REQUIRED TASK | Nothing should be left out: output all of the entries exactly.

(Data listing)

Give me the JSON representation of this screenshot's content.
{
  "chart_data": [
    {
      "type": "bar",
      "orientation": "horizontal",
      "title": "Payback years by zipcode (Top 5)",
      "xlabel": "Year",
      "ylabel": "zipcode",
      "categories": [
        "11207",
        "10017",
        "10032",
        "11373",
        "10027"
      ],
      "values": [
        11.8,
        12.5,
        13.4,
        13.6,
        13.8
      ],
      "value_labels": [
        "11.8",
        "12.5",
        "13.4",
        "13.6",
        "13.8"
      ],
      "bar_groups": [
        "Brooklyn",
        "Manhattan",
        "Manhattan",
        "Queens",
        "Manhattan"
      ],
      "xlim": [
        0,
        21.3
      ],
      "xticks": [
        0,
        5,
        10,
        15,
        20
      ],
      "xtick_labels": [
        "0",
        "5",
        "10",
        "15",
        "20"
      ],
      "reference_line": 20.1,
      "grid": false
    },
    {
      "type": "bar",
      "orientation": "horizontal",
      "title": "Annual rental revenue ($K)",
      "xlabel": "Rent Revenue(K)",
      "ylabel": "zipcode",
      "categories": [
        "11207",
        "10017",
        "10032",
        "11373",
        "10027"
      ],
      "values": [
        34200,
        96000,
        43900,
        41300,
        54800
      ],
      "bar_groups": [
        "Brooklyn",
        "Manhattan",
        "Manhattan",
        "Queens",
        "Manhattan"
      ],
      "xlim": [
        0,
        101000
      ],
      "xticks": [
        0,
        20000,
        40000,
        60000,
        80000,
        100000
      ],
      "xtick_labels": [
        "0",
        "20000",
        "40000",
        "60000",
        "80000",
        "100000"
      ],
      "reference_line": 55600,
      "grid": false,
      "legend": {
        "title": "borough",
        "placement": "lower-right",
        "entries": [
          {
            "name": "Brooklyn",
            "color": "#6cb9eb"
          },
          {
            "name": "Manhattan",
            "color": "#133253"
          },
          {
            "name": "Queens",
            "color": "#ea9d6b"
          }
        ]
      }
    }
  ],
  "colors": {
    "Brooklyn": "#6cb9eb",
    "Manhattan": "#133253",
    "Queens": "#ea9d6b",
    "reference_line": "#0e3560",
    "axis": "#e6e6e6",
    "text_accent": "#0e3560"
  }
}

PROBLEM SOLUTION |
Give me the JSON representation of this screenshot's content.
{
  "chart_data": [
    {
      "type": "bar",
      "orientation": "horizontal",
      "title": "Payback years by zipcode (Top 5)",
      "xlabel": "Year",
      "ylabel": "zipcode",
      "categories": [
        "11207",
        "10017",
        "10032",
        "11373",
        "10027"
      ],
      "values": [
        11.8,
        12.5,
        13.4,
        13.6,
        13.8
      ],
      "value_labels": [
        "11.8",
        "12.5",
        "13.4",
        "13.6",
        "13.8"
      ],
      "bar_groups": [
        "Brooklyn",
        "Manhattan",
        "Manhattan",
        "Queens",
        "Manhattan"
      ],
      "xlim": [
        0,
        21.3
      ],
      "xticks": [
        0,
        5,
        10,
        15,
        20
      ],
      "xtick_labels": [
        "0",
        "5",
        "10",
        "15",
        "20"
      ],
      "reference_line": 20.1,
      "grid": false
    },
    {
      "type": "bar",
      "orientation": "horizontal",
      "title": "Annual rental revenue ($K)",
      "xlabel": "Rent Revenue(K)",
      "ylabel": "zipcode",
      "categories": [
        "11207",
        "10017",
        "10032",
        "11373",
        "10027"
      ],
      "values": [
        34200,
        96000,
        43900,
        41300,
        54800
      ],
      "bar_groups": [
        "Brooklyn",
        "Manhattan",
        "Manhattan",
        "Queens",
        "Manhattan"
      ],
      "xlim": [
        0,
        101000
      ],
      "xticks": [
        0,
        20000,
        40000,
        60000,
        80000,
        100000
      ],
      "xtick_labels": [
        "0",
        "20000",
        "40000",
        "60000",
        "80000",
        "100000"
      ],
      "reference_line": 55600,
      "grid": false,
      "legend": {
        "title": "borough",
        "placement": "lower-right",
        "entries": [
          {
            "name": "Brooklyn",
            "color": "#6cb9eb"
          },
          {
            "name": "Manhattan",
            "color": "#133253"
          },
          {
            "name": "Queens",
            "color": "#ea9d6b"
          }
        ]
      }
    }
  ],
  "colors": {
    "Brooklyn": "#6cb9eb",
    "Manhattan": "#133253",
    "Queens": "#ea9d6b",
    "reference_line": "#0e3560",
    "axis": "#e6e6e6",
    "text_accent": "#0e3560"
  }
}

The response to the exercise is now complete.